__Given exercise__
Reproduce the listing below verbatim.

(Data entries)
>>>

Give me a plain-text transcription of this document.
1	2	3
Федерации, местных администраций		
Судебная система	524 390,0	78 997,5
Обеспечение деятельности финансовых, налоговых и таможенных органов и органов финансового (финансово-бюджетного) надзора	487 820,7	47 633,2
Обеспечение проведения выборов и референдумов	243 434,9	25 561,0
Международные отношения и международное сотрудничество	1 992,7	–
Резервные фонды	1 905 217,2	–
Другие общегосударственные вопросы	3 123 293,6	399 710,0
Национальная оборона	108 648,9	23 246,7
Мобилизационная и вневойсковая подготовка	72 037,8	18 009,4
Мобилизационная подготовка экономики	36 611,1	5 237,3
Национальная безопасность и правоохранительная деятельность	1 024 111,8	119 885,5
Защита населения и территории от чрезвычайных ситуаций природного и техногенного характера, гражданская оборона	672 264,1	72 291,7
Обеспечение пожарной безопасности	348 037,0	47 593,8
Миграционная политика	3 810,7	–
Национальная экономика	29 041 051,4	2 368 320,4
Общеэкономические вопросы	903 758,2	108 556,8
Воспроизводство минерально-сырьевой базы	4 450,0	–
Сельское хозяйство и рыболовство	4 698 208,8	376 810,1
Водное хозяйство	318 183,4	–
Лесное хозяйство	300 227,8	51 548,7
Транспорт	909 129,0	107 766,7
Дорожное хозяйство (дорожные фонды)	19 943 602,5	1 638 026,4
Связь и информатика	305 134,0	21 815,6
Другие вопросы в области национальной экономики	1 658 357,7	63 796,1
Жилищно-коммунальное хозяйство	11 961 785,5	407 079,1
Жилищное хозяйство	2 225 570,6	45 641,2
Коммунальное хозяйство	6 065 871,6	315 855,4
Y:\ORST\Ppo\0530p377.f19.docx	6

<<<

__Solved problem__
Give me a plain-text transcription of this document.
1	2	3
Федерации, местных администраций		
Судебная система	524 390,0	78 997,5
Обеспечение деятельности финансовых, налоговых и таможенных органов и органов финансового (финансово-бюджетного) надзора	487 820,7	47 633,2
Обеспечение проведения выборов и референдумов	243 434,9	25 561,0
Международные отношения и международное сотрудничество	1 992,7	–
Резервные фонды	1 905 217,2	–
Другие общегосударственные вопросы	3 123 293,6	399 710,0
Национальная оборона	108 648,9	23 246,7
Мобилизационная и вневойсковая подготовка	72 037,8	18 009,4
Мобилизационная подготовка экономики	36 611,1	5 237,3
Национальная безопасность и правоохранительная деятельность	1 024 111,8	119 885,5
Защита населения и территории от чрезвычайных ситуаций природного и техногенного характера, гражданская оборона	672 264,1	72 291,7
Обеспечение пожарной безопасности	348 037,0	47 593,8
Миграционная политика	3 810,7	–
Национальная экономика	29 041 051,4	2 368 320,4
Общеэкономические вопросы	903 758,2	108 556,8
Воспроизводство минерально-сырьевой базы	4 450,0	–
Сельское хозяйство и рыболовство	4 698 208,8	376 810,1
Водное хозяйство	318 183,4	–
Лесное хозяйство	300 227,8	51 548,7
Транспорт	909 129,0	107 766,7
Дорожное хозяйство (дорожные фонды)	19 943 602,5	1 638 026,4
Связь и информатика	305 134,0	21 815,6
Другие вопросы в области национальной экономики	1 658 357,7	63 796,1
Жилищно-коммунальное хозяйство	11 961 785,5	407 079,1
Жилищное хозяйство	2 225 570,6	45 641,2
Коммунальное хозяйство	6 065 871,6	315 855,4
Y:\ORST\Ppo\0530p377.f19.docx	6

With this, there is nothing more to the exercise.